◆ What the task requires ◆
Leaving out every picture, quote the data below exactly as it appears.

>> start

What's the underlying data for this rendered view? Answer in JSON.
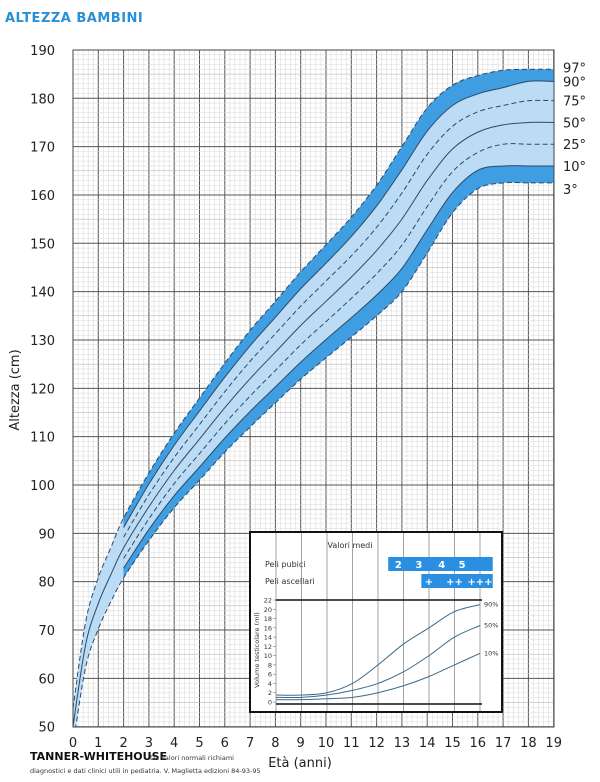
{
  "header": {
    "title": "ALTEZZA BAMBINI"
  },
  "footer": {
    "source": "TANNER-WHITEHOUSE",
    "note_line1": "Da valori normali richiami",
    "note_line2": "diagnostici e dati clinici utili in pediatria. V. Maglietta edizioni 84-93-95"
  },
  "colors": {
    "band_dark": "#3f9de2",
    "band_light": "#bcdcf5",
    "line": "#2b4a68",
    "title": "#2a8fd6",
    "inset_bar": "#2a8fe0"
  },
  "chart_data": [
    {
      "type": "line",
      "title": "ALTEZZA BAMBINI",
      "xlabel": "Età (anni)",
      "ylabel": "Altezza (cm)",
      "xlim": [
        0,
        19
      ],
      "ylim": [
        50,
        190
      ],
      "xticks": [
        "0",
        "1",
        "2",
        "3",
        "4",
        "5",
        "6",
        "7",
        "8",
        "9",
        "10",
        "11",
        "12",
        "13",
        "14",
        "15",
        "16",
        "17",
        "18",
        "19"
      ],
      "yticks": [
        "50",
        "60",
        "70",
        "80",
        "90",
        "100",
        "110",
        "120",
        "130",
        "140",
        "150",
        "160",
        "170",
        "180",
        "190"
      ],
      "grid": true,
      "x": [
        0,
        0.5,
        1,
        1.5,
        2,
        3,
        4,
        5,
        6,
        7,
        8,
        9,
        10,
        11,
        12,
        13,
        14,
        15,
        16,
        17,
        18,
        19
      ],
      "series": [
        {
          "name": "97°",
          "style": "dashed",
          "values": [
            53.8,
            71.7,
            80.8,
            87.1,
            93.2,
            102.5,
            110.7,
            118.0,
            125.2,
            132.0,
            138.0,
            144.1,
            149.7,
            155.4,
            162.0,
            170.0,
            178.0,
            182.7,
            184.7,
            185.8,
            186,
            186
          ]
        },
        {
          "name": "90°",
          "style": "solid",
          "values": [
            52.6,
            70.2,
            79.1,
            85.3,
            91.2,
            100.2,
            108.2,
            115.3,
            122.3,
            128.8,
            134.7,
            140.6,
            145.9,
            151.4,
            157.7,
            165.2,
            173.2,
            178.5,
            180.9,
            182.2,
            183.5,
            183.5
          ]
        },
        {
          "name": "75°",
          "style": "dashed",
          "values": [
            51.3,
            68.7,
            77.4,
            83.5,
            89.2,
            98.0,
            105.7,
            112.5,
            119.3,
            125.6,
            131.3,
            137.0,
            142.2,
            147.4,
            153.3,
            160.4,
            168.4,
            174.2,
            177.2,
            178.5,
            179.5,
            179.5
          ]
        },
        {
          "name": "50°",
          "style": "solid",
          "values": [
            50,
            67,
            75.5,
            81.5,
            87,
            95.5,
            103,
            109.5,
            116,
            122,
            127.5,
            133,
            138,
            143,
            148.5,
            155,
            163,
            169.5,
            173,
            174.5,
            175,
            175
          ]
        },
        {
          "name": "25°",
          "style": "dashed",
          "values": [
            48.7,
            65.3,
            73.6,
            79.5,
            84.8,
            93.0,
            100.3,
            106.5,
            112.7,
            118.4,
            123.7,
            129.0,
            133.8,
            138.6,
            143.7,
            149.6,
            157.6,
            164.8,
            168.8,
            170.5,
            170.5,
            170.5
          ]
        },
        {
          "name": "10°",
          "style": "solid",
          "values": [
            47.4,
            63.8,
            71.9,
            77.7,
            82.8,
            90.8,
            97.8,
            103.7,
            109.7,
            115.2,
            120.3,
            125.4,
            130.1,
            134.6,
            139.3,
            144.8,
            152.8,
            160.5,
            165.1,
            166,
            166,
            166
          ]
        },
        {
          "name": "3°",
          "style": "dashed",
          "values": [
            46.2,
            62.3,
            70.2,
            75.9,
            80.8,
            88.5,
            95.3,
            101.0,
            106.8,
            112.0,
            117.0,
            121.9,
            126.3,
            130.6,
            135.0,
            140.0,
            148.0,
            156.3,
            161.3,
            162.5,
            162.5,
            162.5
          ]
        }
      ]
    },
    {
      "type": "line",
      "title": "Valori medi",
      "ylabel": "Volume testicolare (ml)",
      "ylim": [
        0,
        22
      ],
      "yticks": [
        "0",
        "2",
        "4",
        "6",
        "8",
        "10",
        "12",
        "14",
        "16",
        "18",
        "20",
        "22"
      ],
      "x": [
        8,
        9,
        10,
        11,
        12,
        13,
        14,
        15,
        16
      ],
      "series": [
        {
          "name": "90%",
          "values": [
            1.5,
            1.5,
            2,
            4,
            8,
            12.5,
            16,
            19.5,
            21
          ]
        },
        {
          "name": "50%",
          "values": [
            1,
            1,
            1.5,
            2.5,
            4,
            6.5,
            10,
            14,
            16.5
          ]
        },
        {
          "name": "10%",
          "values": [
            0.5,
            0.5,
            0.7,
            1,
            2,
            3.5,
            5.5,
            8,
            10.5
          ]
        }
      ],
      "stages": [
        {
          "label": "Peli pubici",
          "range": [
            12.4,
            16.5
          ],
          "marks": [
            {
              "text": "2",
              "age": 12.8
            },
            {
              "text": "3",
              "age": 13.6
            },
            {
              "text": "4",
              "age": 14.5
            },
            {
              "text": "5",
              "age": 15.3
            }
          ]
        },
        {
          "label": "Peli ascellari",
          "range": [
            13.7,
            16.5
          ],
          "marks": [
            {
              "text": "+",
              "age": 14.0
            },
            {
              "text": "++",
              "age": 15.0
            },
            {
              "text": "+++",
              "age": 16.0
            }
          ]
        }
      ]
    }
  ]
}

>> end

◆ Finished exercise ◆
What's the underlying data for this rendered view? Answer in JSON.
{
  "header": {
    "title": "ALTEZZA BAMBINI"
  },
  "footer": {
    "source": "TANNER-WHITEHOUSE",
    "note_line1": "Da valori normali richiami",
    "note_line2": "diagnostici e dati clinici utili in pediatria. V. Maglietta edizioni 84-93-95"
  },
  "colors": {
    "band_dark": "#3f9de2",
    "band_light": "#bcdcf5",
    "line": "#2b4a68",
    "title": "#2a8fd6",
    "inset_bar": "#2a8fe0"
  },
  "chart_data": [
    {
      "type": "line",
      "title": "ALTEZZA BAMBINI",
      "xlabel": "Età (anni)",
      "ylabel": "Altezza (cm)",
      "xlim": [
        0,
        19
      ],
      "ylim": [
        50,
        190
      ],
      "xticks": [
        "0",
        "1",
        "2",
        "3",
        "4",
        "5",
        "6",
        "7",
        "8",
        "9",
        "10",
        "11",
        "12",
        "13",
        "14",
        "15",
        "16",
        "17",
        "18",
        "19"
      ],
      "yticks": [
        "50",
        "60",
        "70",
        "80",
        "90",
        "100",
        "110",
        "120",
        "130",
        "140",
        "150",
        "160",
        "170",
        "180",
        "190"
      ],
      "grid": true,
      "x": [
        0,
        0.5,
        1,
        1.5,
        2,
        3,
        4,
        5,
        6,
        7,
        8,
        9,
        10,
        11,
        12,
        13,
        14,
        15,
        16,
        17,
        18,
        19
      ],
      "series": [
        {
          "name": "97°",
          "style": "dashed",
          "values": [
            53.8,
            71.7,
            80.8,
            87.1,
            93.2,
            102.5,
            110.7,
            118.0,
            125.2,
            132.0,
            138.0,
            144.1,
            149.7,
            155.4,
            162.0,
            170.0,
            178.0,
            182.7,
            184.7,
            185.8,
            186,
            186
          ]
        },
        {
          "name": "90°",
          "style": "solid",
          "values": [
            52.6,
            70.2,
            79.1,
            85.3,
            91.2,
            100.2,
            108.2,
            115.3,
            122.3,
            128.8,
            134.7,
            140.6,
            145.9,
            151.4,
            157.7,
            165.2,
            173.2,
            178.5,
            180.9,
            182.2,
            183.5,
            183.5
          ]
        },
        {
          "name": "75°",
          "style": "dashed",
          "values": [
            51.3,
            68.7,
            77.4,
            83.5,
            89.2,
            98.0,
            105.7,
            112.5,
            119.3,
            125.6,
            131.3,
            137.0,
            142.2,
            147.4,
            153.3,
            160.4,
            168.4,
            174.2,
            177.2,
            178.5,
            179.5,
            179.5
          ]
        },
        {
          "name": "50°",
          "style": "solid",
          "values": [
            50,
            67,
            75.5,
            81.5,
            87,
            95.5,
            103,
            109.5,
            116,
            122,
            127.5,
            133,
            138,
            143,
            148.5,
            155,
            163,
            169.5,
            173,
            174.5,
            175,
            175
          ]
        },
        {
          "name": "25°",
          "style": "dashed",
          "values": [
            48.7,
            65.3,
            73.6,
            79.5,
            84.8,
            93.0,
            100.3,
            106.5,
            112.7,
            118.4,
            123.7,
            129.0,
            133.8,
            138.6,
            143.7,
            149.6,
            157.6,
            164.8,
            168.8,
            170.5,
            170.5,
            170.5
          ]
        },
        {
          "name": "10°",
          "style": "solid",
          "values": [
            47.4,
            63.8,
            71.9,
            77.7,
            82.8,
            90.8,
            97.8,
            103.7,
            109.7,
            115.2,
            120.3,
            125.4,
            130.1,
            134.6,
            139.3,
            144.8,
            152.8,
            160.5,
            165.1,
            166,
            166,
            166
          ]
        },
        {
          "name": "3°",
          "style": "dashed",
          "values": [
            46.2,
            62.3,
            70.2,
            75.9,
            80.8,
            88.5,
            95.3,
            101.0,
            106.8,
            112.0,
            117.0,
            121.9,
            126.3,
            130.6,
            135.0,
            140.0,
            148.0,
            156.3,
            161.3,
            162.5,
            162.5,
            162.5
          ]
        }
      ]
    },
    {
      "type": "line",
      "title": "Valori medi",
      "ylabel": "Volume testicolare (ml)",
      "ylim": [
        0,
        22
      ],
      "yticks": [
        "0",
        "2",
        "4",
        "6",
        "8",
        "10",
        "12",
        "14",
        "16",
        "18",
        "20",
        "22"
      ],
      "x": [
        8,
        9,
        10,
        11,
        12,
        13,
        14,
        15,
        16
      ],
      "series": [
        {
          "name": "90%",
          "values": [
            1.5,
            1.5,
            2,
            4,
            8,
            12.5,
            16,
            19.5,
            21
          ]
        },
        {
          "name": "50%",
          "values": [
            1,
            1,
            1.5,
            2.5,
            4,
            6.5,
            10,
            14,
            16.5
          ]
        },
        {
          "name": "10%",
          "values": [
            0.5,
            0.5,
            0.7,
            1,
            2,
            3.5,
            5.5,
            8,
            10.5
          ]
        }
      ],
      "stages": [
        {
          "label": "Peli pubici",
          "range": [
            12.4,
            16.5
          ],
          "marks": [
            {
              "text": "2",
              "age": 12.8
            },
            {
              "text": "3",
              "age": 13.6
            },
            {
              "text": "4",
              "age": 14.5
            },
            {
              "text": "5",
              "age": 15.3
            }
          ]
        },
        {
          "label": "Peli ascellari",
          "range": [
            13.7,
            16.5
          ],
          "marks": [
            {
              "text": "+",
              "age": 14.0
            },
            {
              "text": "++",
              "age": 15.0
            },
            {
              "text": "+++",
              "age": 16.0
            }
          ]
        }
      ]
    }
  ]
}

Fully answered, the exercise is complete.